TASK INSTRUCTIONS
Reproduce, word for word, the section of the "It May Seem Strange" passage below that begins with the words containing "Note: For part" and ends with "Terrorist, Part 2.".

Note: For part 1, see Mockery Not Glockery: Why I Must Become A Lone-Wolf Terrorist, Part 1. For part 2, see Mockery Not Glockery: Why I Must Become A Lone-Wolf Terrorist, Part 2.
It May Seem Strange…
…That I have recently begun to see my ability to frustrate the bejeezus out of at least some people as a genuine ability — a gift, so to speak — and not merely some “ability”, where the quotation marks signal that I’m actually ashamed of it, view it as a character flaw, never did it on purpose, never wanted it, never asked for it, never gained anything by it, and have in fact lost heavily because of it — relationships, jobs, financial security, reputation, health, well-being etc. Although I really have paid a steep price for this ability over the course of my life, it’s only recently that I have been able to see this all not as some wasted expense, but in fact an investment — a kind of training or education; an apprenticeship; the diligent, focused, determined acquisition of a well-defined body of expertise.

MATERIAL SUPPLIED
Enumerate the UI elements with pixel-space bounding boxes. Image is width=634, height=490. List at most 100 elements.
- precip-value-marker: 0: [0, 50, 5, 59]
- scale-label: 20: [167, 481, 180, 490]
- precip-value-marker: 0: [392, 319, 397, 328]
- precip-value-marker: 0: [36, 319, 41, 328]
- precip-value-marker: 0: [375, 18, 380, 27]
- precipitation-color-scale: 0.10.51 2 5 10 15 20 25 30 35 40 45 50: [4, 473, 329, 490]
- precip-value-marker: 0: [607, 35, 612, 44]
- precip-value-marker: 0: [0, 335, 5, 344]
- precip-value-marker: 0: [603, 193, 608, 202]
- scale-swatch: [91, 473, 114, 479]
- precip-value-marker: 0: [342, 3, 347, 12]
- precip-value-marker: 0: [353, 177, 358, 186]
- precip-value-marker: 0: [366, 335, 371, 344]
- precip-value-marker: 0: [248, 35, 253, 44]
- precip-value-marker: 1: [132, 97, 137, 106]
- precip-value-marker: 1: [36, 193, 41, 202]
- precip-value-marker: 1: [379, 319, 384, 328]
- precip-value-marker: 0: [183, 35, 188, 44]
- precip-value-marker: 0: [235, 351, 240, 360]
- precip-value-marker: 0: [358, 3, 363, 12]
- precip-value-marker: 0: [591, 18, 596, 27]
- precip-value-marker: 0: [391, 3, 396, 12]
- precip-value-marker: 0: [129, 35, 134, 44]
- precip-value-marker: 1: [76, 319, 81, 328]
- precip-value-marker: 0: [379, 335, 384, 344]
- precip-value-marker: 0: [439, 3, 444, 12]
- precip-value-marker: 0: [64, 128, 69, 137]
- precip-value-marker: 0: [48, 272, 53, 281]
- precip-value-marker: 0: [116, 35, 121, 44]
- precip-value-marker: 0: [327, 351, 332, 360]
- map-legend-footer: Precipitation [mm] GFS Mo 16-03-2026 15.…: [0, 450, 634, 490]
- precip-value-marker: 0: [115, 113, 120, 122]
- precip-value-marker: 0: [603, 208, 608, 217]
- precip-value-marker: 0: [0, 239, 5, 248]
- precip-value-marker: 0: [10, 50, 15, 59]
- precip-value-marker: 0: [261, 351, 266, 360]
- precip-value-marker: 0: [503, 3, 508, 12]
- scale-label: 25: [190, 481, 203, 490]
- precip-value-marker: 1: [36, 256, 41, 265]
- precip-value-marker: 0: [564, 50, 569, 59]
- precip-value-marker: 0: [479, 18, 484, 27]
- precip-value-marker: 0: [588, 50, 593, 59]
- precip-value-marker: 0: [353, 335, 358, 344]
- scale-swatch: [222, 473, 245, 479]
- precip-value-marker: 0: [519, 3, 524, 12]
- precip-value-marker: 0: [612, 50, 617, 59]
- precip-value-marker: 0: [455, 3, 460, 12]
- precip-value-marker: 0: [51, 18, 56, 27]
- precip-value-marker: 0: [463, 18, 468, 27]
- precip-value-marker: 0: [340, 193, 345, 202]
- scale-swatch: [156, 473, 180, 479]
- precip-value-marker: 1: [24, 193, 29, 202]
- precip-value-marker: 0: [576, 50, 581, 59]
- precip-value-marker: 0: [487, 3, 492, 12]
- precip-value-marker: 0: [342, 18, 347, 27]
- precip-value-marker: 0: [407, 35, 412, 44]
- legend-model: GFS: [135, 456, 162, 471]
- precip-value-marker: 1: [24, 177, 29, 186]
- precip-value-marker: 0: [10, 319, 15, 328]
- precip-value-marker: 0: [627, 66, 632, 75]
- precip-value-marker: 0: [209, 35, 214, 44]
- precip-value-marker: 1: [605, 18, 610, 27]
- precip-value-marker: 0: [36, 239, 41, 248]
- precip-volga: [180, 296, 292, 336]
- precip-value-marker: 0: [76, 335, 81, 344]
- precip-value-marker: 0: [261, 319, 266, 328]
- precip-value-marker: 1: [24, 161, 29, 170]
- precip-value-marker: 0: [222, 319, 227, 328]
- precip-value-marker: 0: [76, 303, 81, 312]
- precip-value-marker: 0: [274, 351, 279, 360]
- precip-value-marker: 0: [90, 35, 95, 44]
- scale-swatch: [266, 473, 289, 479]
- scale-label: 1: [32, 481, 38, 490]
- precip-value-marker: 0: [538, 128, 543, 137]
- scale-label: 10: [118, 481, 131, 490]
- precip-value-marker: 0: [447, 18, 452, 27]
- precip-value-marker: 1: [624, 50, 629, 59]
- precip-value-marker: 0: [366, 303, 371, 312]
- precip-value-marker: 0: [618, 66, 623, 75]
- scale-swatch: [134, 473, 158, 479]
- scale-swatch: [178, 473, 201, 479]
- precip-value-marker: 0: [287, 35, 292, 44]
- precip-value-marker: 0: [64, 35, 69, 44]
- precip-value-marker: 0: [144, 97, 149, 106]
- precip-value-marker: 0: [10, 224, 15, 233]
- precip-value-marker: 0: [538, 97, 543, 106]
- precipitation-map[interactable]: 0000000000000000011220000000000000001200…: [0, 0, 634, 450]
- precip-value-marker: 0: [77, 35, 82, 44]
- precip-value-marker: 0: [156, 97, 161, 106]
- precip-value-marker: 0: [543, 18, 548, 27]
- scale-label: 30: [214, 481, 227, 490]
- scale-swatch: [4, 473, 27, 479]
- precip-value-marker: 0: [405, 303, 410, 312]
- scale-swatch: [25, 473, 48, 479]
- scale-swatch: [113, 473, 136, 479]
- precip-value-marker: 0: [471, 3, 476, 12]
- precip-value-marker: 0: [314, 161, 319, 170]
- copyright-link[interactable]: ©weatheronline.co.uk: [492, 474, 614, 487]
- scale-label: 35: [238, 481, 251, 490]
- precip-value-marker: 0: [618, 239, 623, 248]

ANSWER FOR THIS EXERCISE
Note: For part 1, see Mockery Not Glockery: Why I Must Become A Lone-Wolf Terrorist, Part 1. For part 2, see Mockery Not Glockery: Why I Must Become A Lone-Wolf Terrorist, Part 2.